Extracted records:

·····

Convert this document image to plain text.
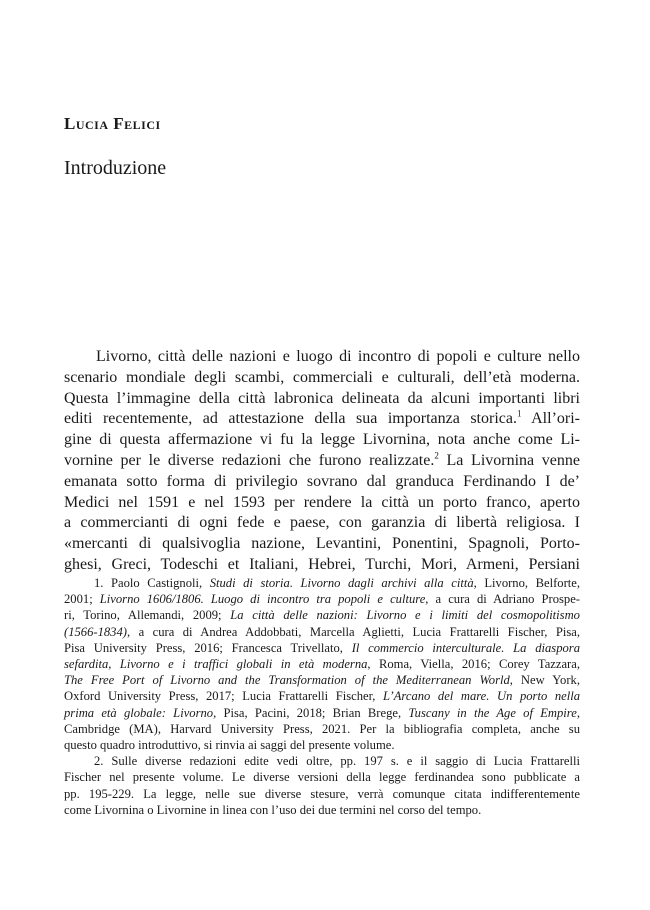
Lucia Felici
Introduzione

Livorno, città delle nazioni e luogo di incontro di popoli e culture nello
scenario mondiale degli scambi, commerciali e culturali, dell’età moderna.
Questa l’immagine della città labronica delineata da alcuni importanti libri
editi recentemente, ad attestazione della sua importanza storica.$^1$ All’ori-
gine di questa affermazione vi fu la legge Livornina, nota anche come Li-
vornine per le diverse redazioni che furono realizzate.$^2$ La Livornina venne
emanata sotto forma di privilegio sovrano dal granduca Ferdinando I de’
Medici nel 1591 e nel 1593 per rendere la città un porto franco, aperto
a commercianti di ogni fede e paese, con garanzia di libertà religiosa. I
«mercanti di qualsivoglia nazione, Levantini, Ponentini, Spagnoli, Porto-
ghesi, Greci, Todeschi et Italiani, Hebrei, Turchi, Mori, Armeni, Persiani

1. Paolo Castignoli, Studi di storia. Livorno dagli archivi alla città, Livorno, Belforte,
2001; Livorno 1606/1806. Luogo di incontro tra popoli e culture, a cura di Adriano Prospe-
ri, Torino, Allemandi, 2009; La città delle nazioni: Livorno e i limiti del cosmopolitismo
(1566-1834), a cura di Andrea Addobbati, Marcella Aglietti, Lucia Frattarelli Fischer, Pisa,
Pisa University Press, 2016; Francesca Trivellato, Il commercio interculturale. La diaspora
sefardita, Livorno e i traffici globali in età moderna, Roma, Viella, 2016; Corey Tazzara,
The Free Port of Livorno and the Transformation of the Mediterranean World, New York,
Oxford University Press, 2017; Lucia Frattarelli Fischer, L’Arcano del mare. Un porto nella
prima età globale: Livorno, Pisa, Pacini, 2018; Brian Brege, Tuscany in the Age of Empire,
Cambridge (MA), Harvard University Press, 2021. Per la bibliografia completa, anche su
questo quadro introduttivo, si rinvia ai saggi del presente volume.
2. Sulle diverse redazioni edite vedi oltre, pp. 197 s. e il saggio di Lucia Frattarelli
Fischer nel presente volume. Le diverse versioni della legge ferdinandea sono pubblicate a
pp. 195-229. La legge, nelle sue diverse stesure, verrà comunque citata indifferentemente
come Livornina o Livornine in linea con l’uso dei due termini nel corso del tempo.
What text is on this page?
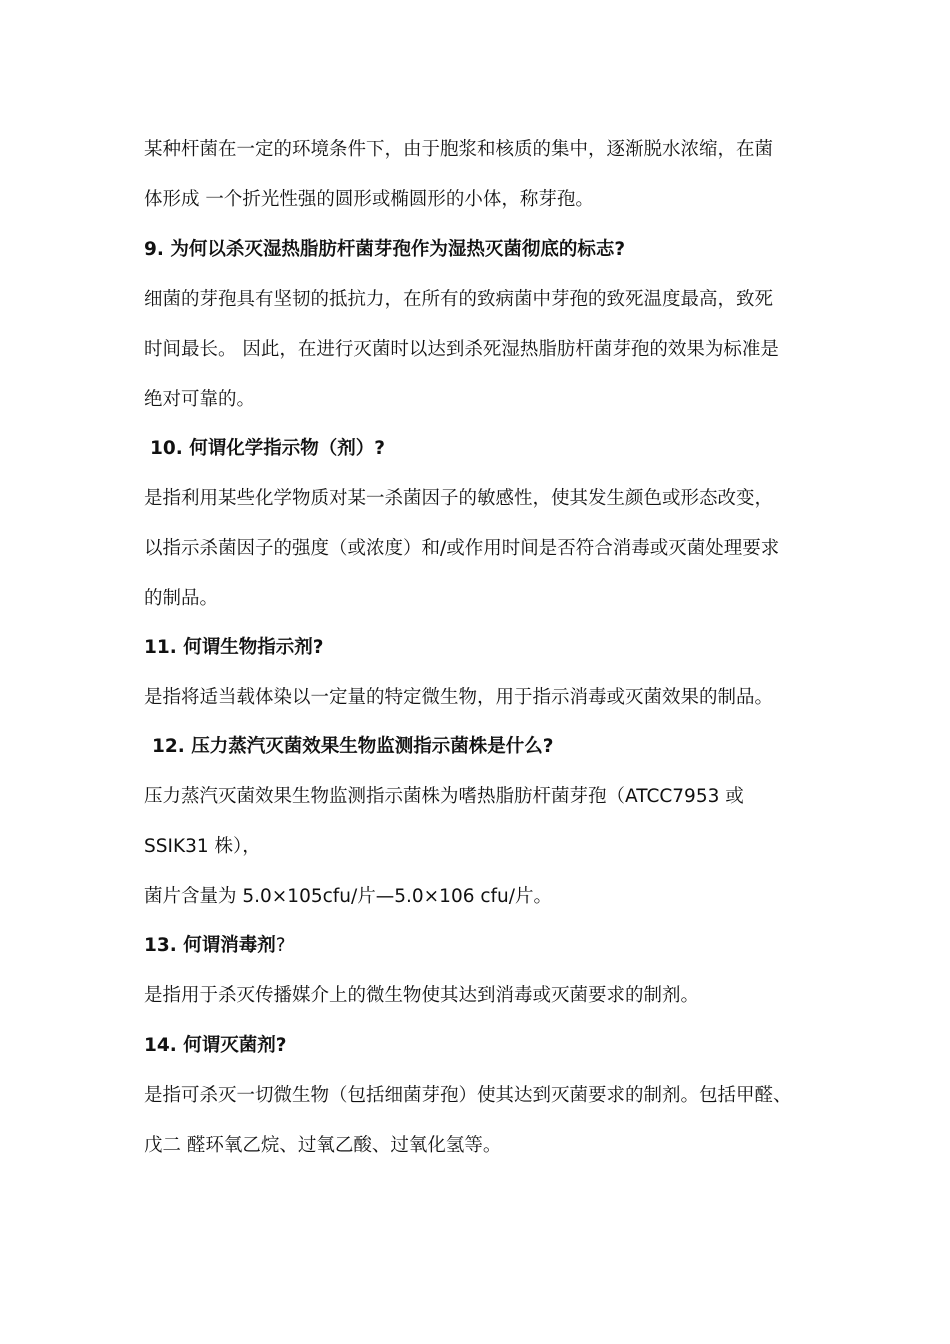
某种杆菌在一定的环境条件下，由于胞浆和核质的集中，逐渐脱水浓缩，在菌
体形成 一个折光性强的圆形或椭圆形的小体，称芽孢。
9. 为何以杀灭湿热脂肪杆菌芽孢作为湿热灭菌彻底的标志?
细菌的芽孢具有坚韧的抵抗力，在所有的致病菌中芽孢的致死温度最高，致死
时间最长。 因此，在进行灭菌时以达到杀死湿热脂肪杆菌芽孢的效果为标准是
绝对可靠的。
10. 何谓化学指示物（剂）?
是指利用某些化学物质对某一杀菌因子的敏感性，使其发生颜色或形态改变，
以指示杀菌因子的强度（或浓度）和/或作用时间是否符合消毒或灭菌处理要求
的制品。
11. 何谓生物指示剂?
是指将适当载体染以一定量的特定微生物，用于指示消毒或灭菌效果的制品。
12. 压力蒸汽灭菌效果生物监测指示菌株是什么?
压力蒸汽灭菌效果生物监测指示菌株为嗜热脂肪杆菌芽孢（ATCC7953 或
SSIK31 株），
菌片含量为 5.0×105cfu/片—5.0×106 cfu/片。
13. 何谓消毒剂?
是指用于杀灭传播媒介上的微生物使其达到消毒或灭菌要求的制剂。
14. 何谓灭菌剂?
是指可杀灭一切微生物（包括细菌芽孢）使其达到灭菌要求的制剂。包括甲醛、
戊二 醛环氧乙烷、过氧乙酸、过氧化氢等。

·····

## Requirements:
Output every entry word for word, but omit the pictures.

## Written solution:
Convert this document image to plain text.
Lucia Felici
Introduzione

Livorno, città delle nazioni e luogo di incontro di popoli e culture nello
scenario mondiale degli scambi, commerciali e culturali, dell’età moderna.
Questa l’immagine della città labronica delineata da alcuni importanti libri
editi recentemente, ad attestazione della sua importanza storica.$^1$ All’ori-
gine di questa affermazione vi fu la legge Livornina, nota anche come Li-
vornine per le diverse redazioni che furono realizzate.$^2$ La Livornina venne
emanata sotto forma di privilegio sovrano dal granduca Ferdinando I de’
Medici nel 1591 e nel 1593 per rendere la città un porto franco, aperto
a commercianti di ogni fede e paese, con garanzia di libertà religiosa. I
«mercanti di qualsivoglia nazione, Levantini, Ponentini, Spagnoli, Porto-
ghesi, Greci, Todeschi et Italiani, Hebrei, Turchi, Mori, Armeni, Persiani

1. Paolo Castignoli, Studi di storia. Livorno dagli archivi alla città, Livorno, Belforte,
2001; Livorno 1606/1806. Luogo di incontro tra popoli e culture, a cura di Adriano Prospe-
ri, Torino, Allemandi, 2009; La città delle nazioni: Livorno e i limiti del cosmopolitismo
(1566-1834), a cura di Andrea Addobbati, Marcella Aglietti, Lucia Frattarelli Fischer, Pisa,
Pisa University Press, 2016; Francesca Trivellato, Il commercio interculturale. La diaspora
sefardita, Livorno e i traffici globali in età moderna, Roma, Viella, 2016; Corey Tazzara,
The Free Port of Livorno and the Transformation of the Mediterranean World, New York,
Oxford University Press, 2017; Lucia Frattarelli Fischer, L’Arcano del mare. Un porto nella
prima età globale: Livorno, Pisa, Pacini, 2018; Brian Brege, Tuscany in the Age of Empire,
Cambridge (MA), Harvard University Press, 2021. Per la bibliografia completa, anche su
questo quadro introduttivo, si rinvia ai saggi del presente volume.
2. Sulle diverse redazioni edite vedi oltre, pp. 197 s. e il saggio di Lucia Frattarelli
Fischer nel presente volume. Le diverse versioni della legge ferdinandea sono pubblicate a
pp. 195-229. La legge, nelle sue diverse stesure, verrà comunque citata indifferentemente
come Livornina o Livornine in linea con l’uso dei due termini nel corso del tempo.
What text is on this page?
某种杆菌在一定的环境条件下，由于胞浆和核质的集中，逐渐脱水浓缩，在菌
体形成 一个折光性强的圆形或椭圆形的小体，称芽孢。
9. 为何以杀灭湿热脂肪杆菌芽孢作为湿热灭菌彻底的标志?
细菌的芽孢具有坚韧的抵抗力，在所有的致病菌中芽孢的致死温度最高，致死
时间最长。 因此，在进行灭菌时以达到杀死湿热脂肪杆菌芽孢的效果为标准是
绝对可靠的。
10. 何谓化学指示物（剂）?
是指利用某些化学物质对某一杀菌因子的敏感性，使其发生颜色或形态改变，
以指示杀菌因子的强度（或浓度）和/或作用时间是否符合消毒或灭菌处理要求
的制品。
11. 何谓生物指示剂?
是指将适当载体染以一定量的特定微生物，用于指示消毒或灭菌效果的制品。
12. 压力蒸汽灭菌效果生物监测指示菌株是什么?
压力蒸汽灭菌效果生物监测指示菌株为嗜热脂肪杆菌芽孢（ATCC7953 或
SSIK31 株），
菌片含量为 5.0×105cfu/片—5.0×106 cfu/片。
13. 何谓消毒剂?
是指用于杀灭传播媒介上的微生物使其达到消毒或灭菌要求的制剂。
14. 何谓灭菌剂?
是指可杀灭一切微生物（包括细菌芽孢）使其达到灭菌要求的制剂。包括甲醛、
戊二 醛环氧乙烷、过氧乙酸、过氧化氢等。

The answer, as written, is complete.